# Prompt
Go through the listing and set it down exactly, leaving out its pictures.

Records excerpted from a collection
## BEGIN

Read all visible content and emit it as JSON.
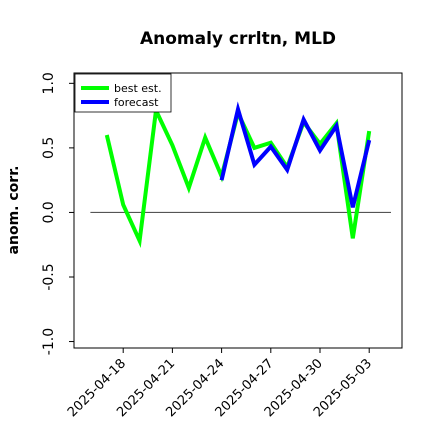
{
  "chart_data": {
    "type": "line",
    "title": "Anomaly crrltn, MLD",
    "xlabel": "",
    "ylabel": "anom. corr.",
    "ylim": [
      -1.05,
      1.08
    ],
    "yticks": [
      -1.0,
      -0.5,
      0.0,
      0.5,
      1.0
    ],
    "ytick_labels": [
      "-1.0",
      "-0.5",
      "0.0",
      "0.5",
      "1.0"
    ],
    "xlim": [
      "2025-04-15",
      "2025-05-05"
    ],
    "xticks": [
      "2025-04-18",
      "2025-04-21",
      "2025-04-24",
      "2025-04-27",
      "2025-04-30",
      "2025-05-03"
    ],
    "xtick_colors": [
      "#000000",
      "#000000",
      "#228b22",
      "#000000",
      "#000000",
      "#000000"
    ],
    "reference_line": 0.0,
    "grid": false,
    "legend_position": "top-left",
    "series": [
      {
        "name": "best est.",
        "color": "#00ff00",
        "x": [
          "2025-04-17",
          "2025-04-18",
          "2025-04-19",
          "2025-04-20",
          "2025-04-21",
          "2025-04-22",
          "2025-04-23",
          "2025-04-24",
          "2025-04-25",
          "2025-04-26",
          "2025-04-27",
          "2025-04-28",
          "2025-04-29",
          "2025-04-30",
          "2025-05-01",
          "2025-05-02",
          "2025-05-03"
        ],
        "values": [
          0.6,
          0.06,
          -0.22,
          0.79,
          0.52,
          0.19,
          0.58,
          0.28,
          0.77,
          0.5,
          0.54,
          0.35,
          0.7,
          0.53,
          0.69,
          -0.2,
          0.63
        ]
      },
      {
        "name": "forecast",
        "color": "#0000ff",
        "x": [
          "2025-04-24",
          "2025-04-25",
          "2025-04-26",
          "2025-04-27",
          "2025-04-28",
          "2025-04-29",
          "2025-04-30",
          "2025-05-01",
          "2025-05-02",
          "2025-05-03"
        ],
        "values": [
          0.25,
          0.8,
          0.37,
          0.51,
          0.33,
          0.72,
          0.48,
          0.67,
          0.04,
          0.56
        ]
      }
    ]
  }
}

## END

# Correct result
Read all visible content and emit it as JSON.
{
  "chart_data": {
    "type": "line",
    "title": "Anomaly crrltn, MLD",
    "xlabel": "",
    "ylabel": "anom. corr.",
    "ylim": [
      -1.05,
      1.08
    ],
    "yticks": [
      -1.0,
      -0.5,
      0.0,
      0.5,
      1.0
    ],
    "ytick_labels": [
      "-1.0",
      "-0.5",
      "0.0",
      "0.5",
      "1.0"
    ],
    "xlim": [
      "2025-04-15",
      "2025-05-05"
    ],
    "xticks": [
      "2025-04-18",
      "2025-04-21",
      "2025-04-24",
      "2025-04-27",
      "2025-04-30",
      "2025-05-03"
    ],
    "xtick_colors": [
      "#000000",
      "#000000",
      "#228b22",
      "#000000",
      "#000000",
      "#000000"
    ],
    "reference_line": 0.0,
    "grid": false,
    "legend_position": "top-left",
    "series": [
      {
        "name": "best est.",
        "color": "#00ff00",
        "x": [
          "2025-04-17",
          "2025-04-18",
          "2025-04-19",
          "2025-04-20",
          "2025-04-21",
          "2025-04-22",
          "2025-04-23",
          "2025-04-24",
          "2025-04-25",
          "2025-04-26",
          "2025-04-27",
          "2025-04-28",
          "2025-04-29",
          "2025-04-30",
          "2025-05-01",
          "2025-05-02",
          "2025-05-03"
        ],
        "values": [
          0.6,
          0.06,
          -0.22,
          0.79,
          0.52,
          0.19,
          0.58,
          0.28,
          0.77,
          0.5,
          0.54,
          0.35,
          0.7,
          0.53,
          0.69,
          -0.2,
          0.63
        ]
      },
      {
        "name": "forecast",
        "color": "#0000ff",
        "x": [
          "2025-04-24",
          "2025-04-25",
          "2025-04-26",
          "2025-04-27",
          "2025-04-28",
          "2025-04-29",
          "2025-04-30",
          "2025-05-01",
          "2025-05-02",
          "2025-05-03"
        ],
        "values": [
          0.25,
          0.8,
          0.37,
          0.51,
          0.33,
          0.72,
          0.48,
          0.67,
          0.04,
          0.56
        ]
      }
    ]
  }
}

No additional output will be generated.